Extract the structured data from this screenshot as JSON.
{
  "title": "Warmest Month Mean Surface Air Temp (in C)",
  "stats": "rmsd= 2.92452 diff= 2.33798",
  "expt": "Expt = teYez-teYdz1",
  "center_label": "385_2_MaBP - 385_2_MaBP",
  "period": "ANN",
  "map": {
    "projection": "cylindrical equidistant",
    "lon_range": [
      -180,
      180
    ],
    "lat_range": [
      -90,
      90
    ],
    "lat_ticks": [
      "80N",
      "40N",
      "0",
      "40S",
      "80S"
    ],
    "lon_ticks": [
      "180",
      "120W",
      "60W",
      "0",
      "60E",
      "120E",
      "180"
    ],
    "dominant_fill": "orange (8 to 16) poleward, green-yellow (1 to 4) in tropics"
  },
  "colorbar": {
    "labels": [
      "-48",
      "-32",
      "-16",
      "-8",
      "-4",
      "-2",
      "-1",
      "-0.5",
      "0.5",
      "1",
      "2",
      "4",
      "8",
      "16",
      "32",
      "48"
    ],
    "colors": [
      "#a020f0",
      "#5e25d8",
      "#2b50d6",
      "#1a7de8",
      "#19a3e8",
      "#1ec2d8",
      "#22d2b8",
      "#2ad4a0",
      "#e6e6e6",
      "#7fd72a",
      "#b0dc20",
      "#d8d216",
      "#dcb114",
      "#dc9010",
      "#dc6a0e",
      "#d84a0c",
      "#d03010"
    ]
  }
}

AIM OF THE EXERCISE |
Here, the records must be output exactly and in full.

RESPONSE TO THE EXERCISE |
Extract the structured data from this screenshot as JSON.
{
  "title": "Warmest Month Mean Surface Air Temp (in C)",
  "stats": "rmsd= 2.92452 diff= 2.33798",
  "expt": "Expt = teYez-teYdz1",
  "center_label": "385_2_MaBP - 385_2_MaBP",
  "period": "ANN",
  "map": {
    "projection": "cylindrical equidistant",
    "lon_range": [
      -180,
      180
    ],
    "lat_range": [
      -90,
      90
    ],
    "lat_ticks": [
      "80N",
      "40N",
      "0",
      "40S",
      "80S"
    ],
    "lon_ticks": [
      "180",
      "120W",
      "60W",
      "0",
      "60E",
      "120E",
      "180"
    ],
    "dominant_fill": "orange (8 to 16) poleward, green-yellow (1 to 4) in tropics"
  },
  "colorbar": {
    "labels": [
      "-48",
      "-32",
      "-16",
      "-8",
      "-4",
      "-2",
      "-1",
      "-0.5",
      "0.5",
      "1",
      "2",
      "4",
      "8",
      "16",
      "32",
      "48"
    ],
    "colors": [
      "#a020f0",
      "#5e25d8",
      "#2b50d6",
      "#1a7de8",
      "#19a3e8",
      "#1ec2d8",
      "#22d2b8",
      "#2ad4a0",
      "#e6e6e6",
      "#7fd72a",
      "#b0dc20",
      "#d8d216",
      "#dcb114",
      "#dc9010",
      "#dc6a0e",
      "#d84a0c",
      "#d03010"
    ]
  }
}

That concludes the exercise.